TASK GOAL
Extract every line of the material that holds the string "distribution".

(Figure data in JSON)
------------------------------------
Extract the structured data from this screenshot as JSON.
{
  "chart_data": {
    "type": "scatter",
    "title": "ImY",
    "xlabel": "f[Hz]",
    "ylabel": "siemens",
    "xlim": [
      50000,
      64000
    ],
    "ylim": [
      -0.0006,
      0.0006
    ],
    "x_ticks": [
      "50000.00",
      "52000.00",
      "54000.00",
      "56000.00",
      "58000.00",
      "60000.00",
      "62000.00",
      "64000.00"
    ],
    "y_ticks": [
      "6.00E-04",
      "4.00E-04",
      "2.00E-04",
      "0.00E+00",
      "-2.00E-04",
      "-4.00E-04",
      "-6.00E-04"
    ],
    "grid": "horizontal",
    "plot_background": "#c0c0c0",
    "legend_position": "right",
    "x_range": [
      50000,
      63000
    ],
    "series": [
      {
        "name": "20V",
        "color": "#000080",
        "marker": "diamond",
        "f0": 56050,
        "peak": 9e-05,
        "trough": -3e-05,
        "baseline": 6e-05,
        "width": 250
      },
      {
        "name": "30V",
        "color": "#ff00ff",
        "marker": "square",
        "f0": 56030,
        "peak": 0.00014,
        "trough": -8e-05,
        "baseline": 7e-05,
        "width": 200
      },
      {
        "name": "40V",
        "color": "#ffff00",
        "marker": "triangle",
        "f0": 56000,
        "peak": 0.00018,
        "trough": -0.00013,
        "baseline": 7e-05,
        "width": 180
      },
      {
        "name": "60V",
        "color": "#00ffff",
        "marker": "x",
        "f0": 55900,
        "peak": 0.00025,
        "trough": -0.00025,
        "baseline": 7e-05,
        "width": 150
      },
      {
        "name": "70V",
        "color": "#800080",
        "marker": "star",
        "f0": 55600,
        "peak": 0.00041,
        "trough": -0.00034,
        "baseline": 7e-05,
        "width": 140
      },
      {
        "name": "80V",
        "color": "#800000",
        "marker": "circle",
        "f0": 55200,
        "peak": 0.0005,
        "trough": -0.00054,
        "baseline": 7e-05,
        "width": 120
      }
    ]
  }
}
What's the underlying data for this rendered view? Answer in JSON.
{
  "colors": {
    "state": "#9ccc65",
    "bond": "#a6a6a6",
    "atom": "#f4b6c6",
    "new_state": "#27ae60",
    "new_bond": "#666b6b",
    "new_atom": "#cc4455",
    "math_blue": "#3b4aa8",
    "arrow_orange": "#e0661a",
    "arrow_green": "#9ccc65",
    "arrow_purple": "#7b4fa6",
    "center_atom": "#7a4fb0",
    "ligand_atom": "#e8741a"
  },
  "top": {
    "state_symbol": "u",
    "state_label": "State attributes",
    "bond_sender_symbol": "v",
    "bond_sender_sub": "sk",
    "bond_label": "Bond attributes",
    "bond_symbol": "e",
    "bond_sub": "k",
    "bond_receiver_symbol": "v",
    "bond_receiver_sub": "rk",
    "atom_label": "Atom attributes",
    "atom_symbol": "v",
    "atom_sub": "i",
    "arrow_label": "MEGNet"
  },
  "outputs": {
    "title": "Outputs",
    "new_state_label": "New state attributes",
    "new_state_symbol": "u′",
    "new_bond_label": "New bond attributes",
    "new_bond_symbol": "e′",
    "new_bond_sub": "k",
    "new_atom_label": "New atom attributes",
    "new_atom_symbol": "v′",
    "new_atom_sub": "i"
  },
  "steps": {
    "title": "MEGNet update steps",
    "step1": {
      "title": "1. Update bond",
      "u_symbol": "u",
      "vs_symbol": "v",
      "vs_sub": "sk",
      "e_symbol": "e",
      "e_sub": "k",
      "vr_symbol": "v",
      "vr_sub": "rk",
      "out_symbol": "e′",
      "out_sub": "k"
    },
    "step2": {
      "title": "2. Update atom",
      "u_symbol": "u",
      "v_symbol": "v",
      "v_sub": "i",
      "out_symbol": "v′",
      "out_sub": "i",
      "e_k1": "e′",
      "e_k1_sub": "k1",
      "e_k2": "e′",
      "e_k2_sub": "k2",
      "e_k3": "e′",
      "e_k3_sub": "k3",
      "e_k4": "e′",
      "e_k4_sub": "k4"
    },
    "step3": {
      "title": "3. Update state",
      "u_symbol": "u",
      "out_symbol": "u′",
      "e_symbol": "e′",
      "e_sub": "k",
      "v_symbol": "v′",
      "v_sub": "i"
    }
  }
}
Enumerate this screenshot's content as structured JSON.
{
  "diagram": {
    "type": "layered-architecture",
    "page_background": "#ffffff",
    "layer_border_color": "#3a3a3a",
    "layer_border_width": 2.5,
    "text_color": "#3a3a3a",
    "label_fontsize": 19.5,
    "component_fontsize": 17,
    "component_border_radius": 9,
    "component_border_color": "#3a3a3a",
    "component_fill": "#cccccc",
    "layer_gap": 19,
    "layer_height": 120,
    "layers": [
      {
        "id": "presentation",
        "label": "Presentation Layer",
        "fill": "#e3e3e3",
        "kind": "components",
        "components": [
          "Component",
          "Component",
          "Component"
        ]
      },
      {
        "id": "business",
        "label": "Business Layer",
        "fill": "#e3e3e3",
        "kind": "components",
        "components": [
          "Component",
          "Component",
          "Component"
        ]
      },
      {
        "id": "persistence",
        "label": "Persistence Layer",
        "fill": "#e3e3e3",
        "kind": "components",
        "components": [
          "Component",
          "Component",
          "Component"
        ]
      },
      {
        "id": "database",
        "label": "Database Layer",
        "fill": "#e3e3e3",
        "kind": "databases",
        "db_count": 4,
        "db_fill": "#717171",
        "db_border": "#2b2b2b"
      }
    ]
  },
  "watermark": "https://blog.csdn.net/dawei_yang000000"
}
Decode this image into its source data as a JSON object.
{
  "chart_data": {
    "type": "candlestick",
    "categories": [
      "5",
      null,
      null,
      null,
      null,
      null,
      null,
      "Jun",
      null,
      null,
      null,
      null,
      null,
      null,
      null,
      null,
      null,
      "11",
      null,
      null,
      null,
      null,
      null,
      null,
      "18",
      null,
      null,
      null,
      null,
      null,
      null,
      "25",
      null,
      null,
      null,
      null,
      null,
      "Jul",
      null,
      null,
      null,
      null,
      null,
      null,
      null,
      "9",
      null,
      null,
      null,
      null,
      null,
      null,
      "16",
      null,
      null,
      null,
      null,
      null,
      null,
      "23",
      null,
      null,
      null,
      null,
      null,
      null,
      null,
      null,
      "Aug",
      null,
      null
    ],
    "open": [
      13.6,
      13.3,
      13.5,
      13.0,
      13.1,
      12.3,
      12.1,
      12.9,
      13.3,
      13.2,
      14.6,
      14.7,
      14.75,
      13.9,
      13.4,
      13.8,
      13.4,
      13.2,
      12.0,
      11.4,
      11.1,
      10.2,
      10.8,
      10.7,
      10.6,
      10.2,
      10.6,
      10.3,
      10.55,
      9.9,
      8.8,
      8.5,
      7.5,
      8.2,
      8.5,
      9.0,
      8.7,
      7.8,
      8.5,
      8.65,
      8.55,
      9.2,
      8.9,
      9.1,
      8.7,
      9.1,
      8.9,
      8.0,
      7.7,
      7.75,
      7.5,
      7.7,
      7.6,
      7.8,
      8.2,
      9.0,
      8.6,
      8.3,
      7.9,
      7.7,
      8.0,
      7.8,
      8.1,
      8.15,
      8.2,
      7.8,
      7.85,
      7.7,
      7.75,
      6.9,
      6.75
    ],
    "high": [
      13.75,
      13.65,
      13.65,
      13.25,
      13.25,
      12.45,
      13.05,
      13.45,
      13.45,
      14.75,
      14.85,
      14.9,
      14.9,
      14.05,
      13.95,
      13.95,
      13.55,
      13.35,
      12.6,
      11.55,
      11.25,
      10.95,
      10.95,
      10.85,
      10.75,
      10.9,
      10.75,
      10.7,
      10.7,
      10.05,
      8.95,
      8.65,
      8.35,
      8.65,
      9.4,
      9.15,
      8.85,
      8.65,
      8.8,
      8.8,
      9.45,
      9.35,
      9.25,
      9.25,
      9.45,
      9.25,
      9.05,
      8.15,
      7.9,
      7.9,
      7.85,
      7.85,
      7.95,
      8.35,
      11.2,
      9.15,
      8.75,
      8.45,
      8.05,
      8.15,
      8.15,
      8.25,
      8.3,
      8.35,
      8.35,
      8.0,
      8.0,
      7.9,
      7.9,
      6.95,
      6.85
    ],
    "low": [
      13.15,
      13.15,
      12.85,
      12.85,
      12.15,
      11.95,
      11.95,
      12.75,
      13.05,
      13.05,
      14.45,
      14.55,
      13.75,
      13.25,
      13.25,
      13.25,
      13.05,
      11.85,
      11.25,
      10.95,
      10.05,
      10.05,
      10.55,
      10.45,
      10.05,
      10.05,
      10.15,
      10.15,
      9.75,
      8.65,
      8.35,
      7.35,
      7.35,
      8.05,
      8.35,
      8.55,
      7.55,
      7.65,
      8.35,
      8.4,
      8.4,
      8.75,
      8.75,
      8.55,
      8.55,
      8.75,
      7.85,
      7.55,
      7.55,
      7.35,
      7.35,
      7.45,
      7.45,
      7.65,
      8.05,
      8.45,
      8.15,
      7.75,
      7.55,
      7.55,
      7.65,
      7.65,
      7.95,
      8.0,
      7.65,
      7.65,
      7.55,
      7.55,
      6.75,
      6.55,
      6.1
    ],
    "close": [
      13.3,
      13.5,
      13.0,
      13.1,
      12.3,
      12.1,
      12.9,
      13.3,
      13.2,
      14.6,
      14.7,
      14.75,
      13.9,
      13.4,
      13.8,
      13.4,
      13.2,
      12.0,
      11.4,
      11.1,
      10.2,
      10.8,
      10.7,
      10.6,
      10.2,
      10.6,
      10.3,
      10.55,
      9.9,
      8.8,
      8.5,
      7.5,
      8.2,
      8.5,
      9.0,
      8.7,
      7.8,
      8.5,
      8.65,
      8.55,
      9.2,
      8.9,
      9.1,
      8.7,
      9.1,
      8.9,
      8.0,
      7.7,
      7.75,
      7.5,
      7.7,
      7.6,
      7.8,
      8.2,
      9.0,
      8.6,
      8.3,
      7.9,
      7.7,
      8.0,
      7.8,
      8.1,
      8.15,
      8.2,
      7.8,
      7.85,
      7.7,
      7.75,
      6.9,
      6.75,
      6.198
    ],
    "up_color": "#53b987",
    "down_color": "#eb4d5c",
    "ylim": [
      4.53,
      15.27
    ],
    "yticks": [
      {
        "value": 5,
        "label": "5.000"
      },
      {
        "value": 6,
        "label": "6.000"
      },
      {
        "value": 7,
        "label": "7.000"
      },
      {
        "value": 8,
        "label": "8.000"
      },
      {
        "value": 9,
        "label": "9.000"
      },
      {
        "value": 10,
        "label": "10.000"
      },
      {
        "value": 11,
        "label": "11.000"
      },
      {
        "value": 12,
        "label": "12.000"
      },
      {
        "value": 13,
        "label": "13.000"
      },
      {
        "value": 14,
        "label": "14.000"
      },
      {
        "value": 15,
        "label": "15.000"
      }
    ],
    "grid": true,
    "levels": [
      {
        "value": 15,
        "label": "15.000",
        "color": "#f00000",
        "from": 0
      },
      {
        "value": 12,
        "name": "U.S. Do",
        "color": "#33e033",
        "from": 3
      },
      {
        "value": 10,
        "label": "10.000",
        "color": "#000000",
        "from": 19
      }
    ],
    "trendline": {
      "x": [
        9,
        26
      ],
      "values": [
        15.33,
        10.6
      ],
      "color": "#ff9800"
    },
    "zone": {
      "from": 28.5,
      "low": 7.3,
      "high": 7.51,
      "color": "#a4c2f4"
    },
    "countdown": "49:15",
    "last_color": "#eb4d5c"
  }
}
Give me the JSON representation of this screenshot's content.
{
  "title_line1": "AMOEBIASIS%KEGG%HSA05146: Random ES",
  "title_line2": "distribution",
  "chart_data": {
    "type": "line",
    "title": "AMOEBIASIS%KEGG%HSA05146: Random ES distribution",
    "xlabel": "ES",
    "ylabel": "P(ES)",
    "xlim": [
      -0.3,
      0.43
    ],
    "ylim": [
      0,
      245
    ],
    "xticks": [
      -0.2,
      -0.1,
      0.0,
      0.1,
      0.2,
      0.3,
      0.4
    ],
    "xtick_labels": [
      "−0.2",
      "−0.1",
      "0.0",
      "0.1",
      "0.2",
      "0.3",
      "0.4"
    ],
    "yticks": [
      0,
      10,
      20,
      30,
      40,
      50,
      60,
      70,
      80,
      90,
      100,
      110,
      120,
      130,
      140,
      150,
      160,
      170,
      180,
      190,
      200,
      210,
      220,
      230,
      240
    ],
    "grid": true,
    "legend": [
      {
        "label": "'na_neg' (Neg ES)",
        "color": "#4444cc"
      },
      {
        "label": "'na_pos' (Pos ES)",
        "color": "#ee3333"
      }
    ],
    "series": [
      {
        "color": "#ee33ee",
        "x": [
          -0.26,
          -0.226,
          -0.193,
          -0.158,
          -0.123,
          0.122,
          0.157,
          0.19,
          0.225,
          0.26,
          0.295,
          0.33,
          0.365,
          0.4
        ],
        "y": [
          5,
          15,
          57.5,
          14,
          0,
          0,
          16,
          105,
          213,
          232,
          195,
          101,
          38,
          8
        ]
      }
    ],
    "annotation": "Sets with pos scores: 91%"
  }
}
------------------------------------
WRITTEN RESPONSE
  "title_line2": "distribution",
    "title": "AMOEBIASIS%KEGG%HSA05146: Random ES distribution",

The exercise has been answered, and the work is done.